## begin Record excerpts
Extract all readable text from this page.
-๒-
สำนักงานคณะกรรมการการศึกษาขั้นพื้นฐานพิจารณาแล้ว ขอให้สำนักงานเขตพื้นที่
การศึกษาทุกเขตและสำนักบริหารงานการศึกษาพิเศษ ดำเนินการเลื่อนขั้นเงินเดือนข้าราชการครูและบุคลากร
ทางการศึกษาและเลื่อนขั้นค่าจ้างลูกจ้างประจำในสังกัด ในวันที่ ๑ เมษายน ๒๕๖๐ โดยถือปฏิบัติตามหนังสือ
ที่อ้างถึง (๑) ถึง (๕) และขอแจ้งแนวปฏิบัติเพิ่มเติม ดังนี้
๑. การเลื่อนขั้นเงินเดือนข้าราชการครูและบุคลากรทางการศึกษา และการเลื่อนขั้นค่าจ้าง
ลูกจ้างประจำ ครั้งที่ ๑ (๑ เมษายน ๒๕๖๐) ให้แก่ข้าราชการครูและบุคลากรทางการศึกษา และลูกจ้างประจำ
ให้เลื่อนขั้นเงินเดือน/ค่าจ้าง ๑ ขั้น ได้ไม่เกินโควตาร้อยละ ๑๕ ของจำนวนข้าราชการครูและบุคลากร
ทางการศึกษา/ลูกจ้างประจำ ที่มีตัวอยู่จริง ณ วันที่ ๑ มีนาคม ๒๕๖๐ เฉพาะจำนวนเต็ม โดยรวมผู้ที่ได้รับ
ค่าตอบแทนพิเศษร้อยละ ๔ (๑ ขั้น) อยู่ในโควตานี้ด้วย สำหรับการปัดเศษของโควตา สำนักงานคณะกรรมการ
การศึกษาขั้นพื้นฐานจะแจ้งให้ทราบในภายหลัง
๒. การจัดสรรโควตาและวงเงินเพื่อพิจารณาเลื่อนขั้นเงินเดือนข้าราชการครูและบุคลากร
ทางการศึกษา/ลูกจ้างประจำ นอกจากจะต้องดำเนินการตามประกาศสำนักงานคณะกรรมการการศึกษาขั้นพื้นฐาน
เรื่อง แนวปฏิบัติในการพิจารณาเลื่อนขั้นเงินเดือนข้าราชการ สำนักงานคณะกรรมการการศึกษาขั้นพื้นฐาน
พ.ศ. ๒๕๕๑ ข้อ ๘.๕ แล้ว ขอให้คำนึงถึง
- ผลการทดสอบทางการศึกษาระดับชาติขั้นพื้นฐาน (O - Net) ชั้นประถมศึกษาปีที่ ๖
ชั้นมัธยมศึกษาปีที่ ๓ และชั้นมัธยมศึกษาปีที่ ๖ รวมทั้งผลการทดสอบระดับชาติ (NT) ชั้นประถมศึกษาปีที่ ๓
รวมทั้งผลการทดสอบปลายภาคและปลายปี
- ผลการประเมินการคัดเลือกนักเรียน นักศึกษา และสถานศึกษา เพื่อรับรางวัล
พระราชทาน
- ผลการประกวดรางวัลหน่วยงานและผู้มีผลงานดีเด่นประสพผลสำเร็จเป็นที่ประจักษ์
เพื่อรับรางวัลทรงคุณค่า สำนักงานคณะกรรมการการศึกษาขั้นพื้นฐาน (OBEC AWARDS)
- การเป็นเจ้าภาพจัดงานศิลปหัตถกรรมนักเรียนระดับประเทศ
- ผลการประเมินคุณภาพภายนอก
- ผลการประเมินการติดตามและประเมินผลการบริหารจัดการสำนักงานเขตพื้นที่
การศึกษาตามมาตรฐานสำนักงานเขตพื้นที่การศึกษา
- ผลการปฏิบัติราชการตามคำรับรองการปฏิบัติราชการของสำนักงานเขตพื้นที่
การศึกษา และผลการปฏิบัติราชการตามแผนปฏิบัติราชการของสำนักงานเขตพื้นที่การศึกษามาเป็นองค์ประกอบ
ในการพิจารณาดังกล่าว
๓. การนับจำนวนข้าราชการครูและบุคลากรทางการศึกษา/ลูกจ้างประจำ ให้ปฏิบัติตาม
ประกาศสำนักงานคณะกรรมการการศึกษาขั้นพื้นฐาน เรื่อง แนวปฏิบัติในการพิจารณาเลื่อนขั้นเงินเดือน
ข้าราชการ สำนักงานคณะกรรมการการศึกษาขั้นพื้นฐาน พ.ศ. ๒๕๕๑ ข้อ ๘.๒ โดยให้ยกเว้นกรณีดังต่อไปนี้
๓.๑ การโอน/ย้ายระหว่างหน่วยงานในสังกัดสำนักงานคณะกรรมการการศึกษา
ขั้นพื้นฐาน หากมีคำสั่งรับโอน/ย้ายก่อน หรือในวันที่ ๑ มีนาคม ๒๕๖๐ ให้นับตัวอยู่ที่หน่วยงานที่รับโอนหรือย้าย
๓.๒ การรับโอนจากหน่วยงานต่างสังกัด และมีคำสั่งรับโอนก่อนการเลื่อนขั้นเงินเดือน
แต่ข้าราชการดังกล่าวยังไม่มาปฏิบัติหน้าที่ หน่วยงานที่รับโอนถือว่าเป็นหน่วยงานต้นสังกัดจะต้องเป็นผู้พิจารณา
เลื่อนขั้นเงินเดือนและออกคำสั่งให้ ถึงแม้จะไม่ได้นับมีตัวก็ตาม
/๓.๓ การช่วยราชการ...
## end Record excerpts
Exercise objective —
Copy out every line of the data that includes "กษาป".

Output below —
- ผลการทดสอบทางการศึกษาระดับชาติขั้นพื้นฐาน (O - Net) ชั้นประถมศึกษาปีที่ ๖
ชั้นมัธยมศึกษาปีที่ ๓ และชั้นมัธยมศึกษาปีที่ ๖ รวมทั้งผลการทดสอบระดับชาติ (NT) ชั้นประถมศึกษาปีที่ ๓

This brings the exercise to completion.